# TASK SET
1. In the yoga post below, what does dropping the chin toward the chest engage?
2. Pick up the yoga post below immediately after its final sentence and continue it in the same voice.

# TEXT SHOWN
Wednesday, August 6, 2014

Paschimottanasana and Santosha

Paschimottanasana
Paschimottanasana - if ever there were a yoga pose to send my mind into World War III (as my lovely friend likes to phrase it), this is it.

It's a seated forward bend, easiest to begin by sitting in staff pose, dandasana. Now, dandasana itself is a struggle for me. I have probably the tightest lower back of any yoga teacher in North America, so I need to tuck a blanket right under the edge of my butt for a little bit of support. Then you extend your legs out long in front of you, flexing the feet and pointing the toes back towards the body. The arms come out to the sides and the fingertips can rest on the floor. Then when you're settled in this pose, drawing up on the perineum, drawing the belly button back towards the spine, you drop the chin towards the chest. This engages all 3 energy locks, or bandhas, in the body.

To move into paschimottanasana, you release the chin from the chest, and some folks like to raise the arms up overhead and get nice and long in the torso before hinging from your hips and moving forward, lowering the chest to the thighs and reaching the arms forward, folding the body in half into a graceful sandwich.

That's about as far as I can get. On a good day.
Whatevah.

I have a couple of anatomical things working against me, here. First of all, in addition to the tight lower back that keeps me from folding into much of anything, I've got short arms. So even if I could fold myself in half at the waist, I would still have a problem reaching my toes.

# INFORMATION PROVIDED
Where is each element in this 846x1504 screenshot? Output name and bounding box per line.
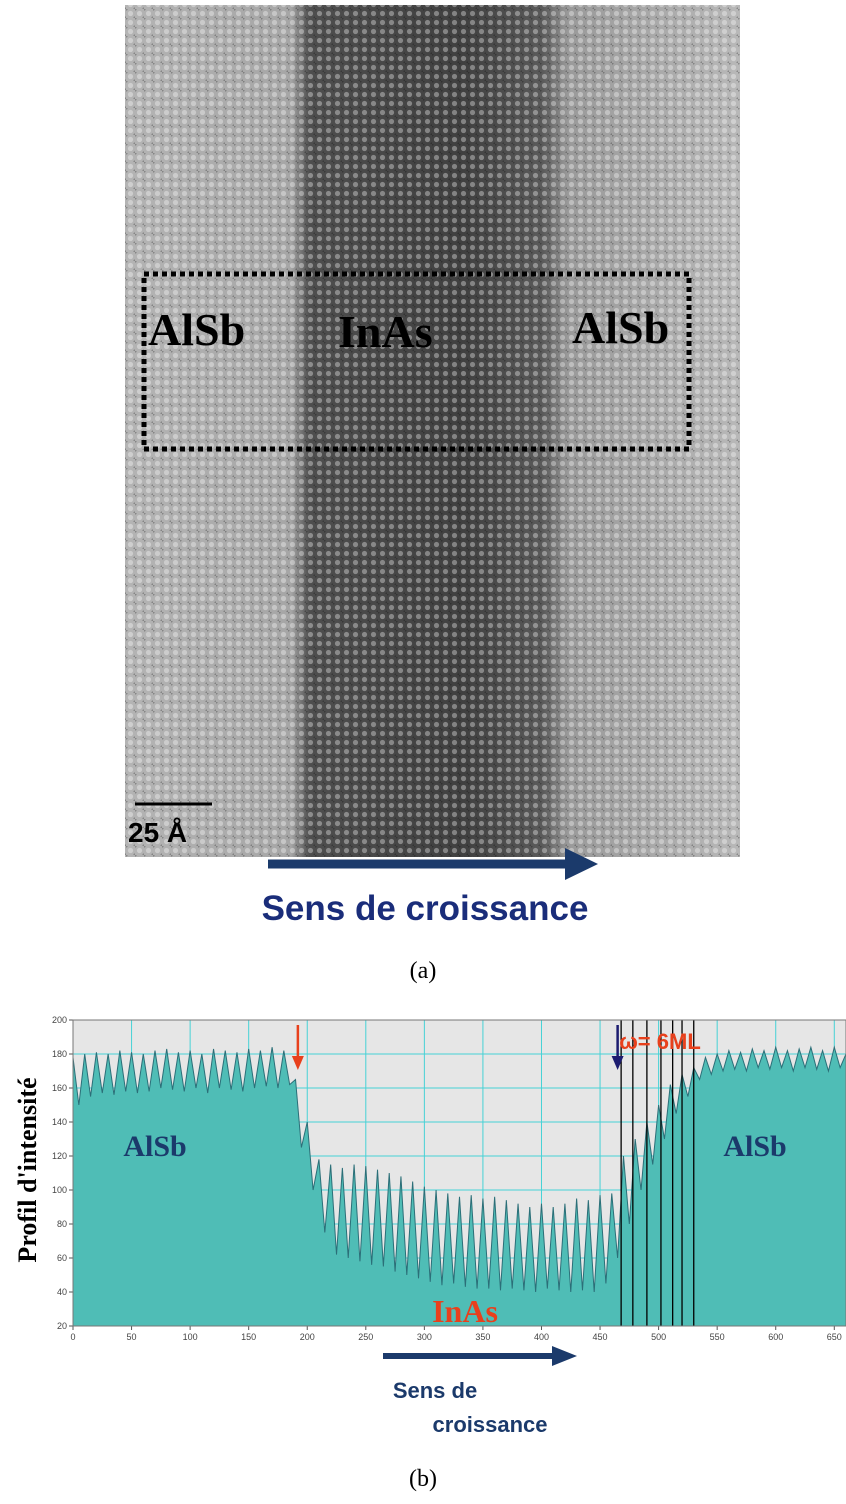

# OUTPUTS
1. All three energy locks, or bandhas, in the body.

2.
And despite two years of a daily yoga practice, my hamstrings are still tighter than an Eskimo drum. (Which isn't necessarily a bad thing, you don't want to overstretch the tendons and ligaments that hold your bones in place.)

When I first started yoga, this pose was a struggle for me. Every. Single. Time.

I would breathe and try to imagine my lower back releasing my upper back down onto my thighs. I would imagine a light attached to my chest, shining forward.

Yeah, okay.

Finally, one day, I just said, fuck it, I'm gonna sit right here where I am and flex the shit outta my feet, press out through those godamn heels, and just be here.

These days, I practice some form of a seated forward bend almost every single day. Whether it's paschimottanasana or janu sirsasana, I sit my ass down on a blanket, flex my feet, and fold as far forward as my body can on that particular day at that particular time.

Sometimes my hands make it all the way down to my ankles. Woot woot!

Sometimes my hands just rest on my knees while I drop my head and breathe into the God-awful sensation running down the backs of my concrete hamstrings. (It's not pain, which is always a bad thing in yoga, it's just a wickedly intense sensation of being stretched like an industrial strength rubber band.)

And then yesterday during yoga class, when I was in what felt like my four thousandth practice of paschimottanasana, I realized something: I wasn't struggling in this pose anymore.

What had changed?

Surely not my body - while I've noticed some amazing changes in the way my body looks and moves in the 2 years since I started a daily yoga practice, my ability to fold forward while seated is not one of them.

What changed was more important - my attitude towards the pose.

Instead of launching into a full-on war of the worlds in my mind, I just sort of followed my breath downward as I folded forward as far as was comfortable. And then I just sat there in it.

No struggle. No pain.

Yoga is just as much a training of the mind as it is of the body.

I was giddy when I left class yesterday, feeling like I have another tool to use in my management of stress and anxiety. Because surely, if I can change my attitude towards paschimottanasana, there's something else in my life that I'm struggling with that could use a little help from an attitude adjustment.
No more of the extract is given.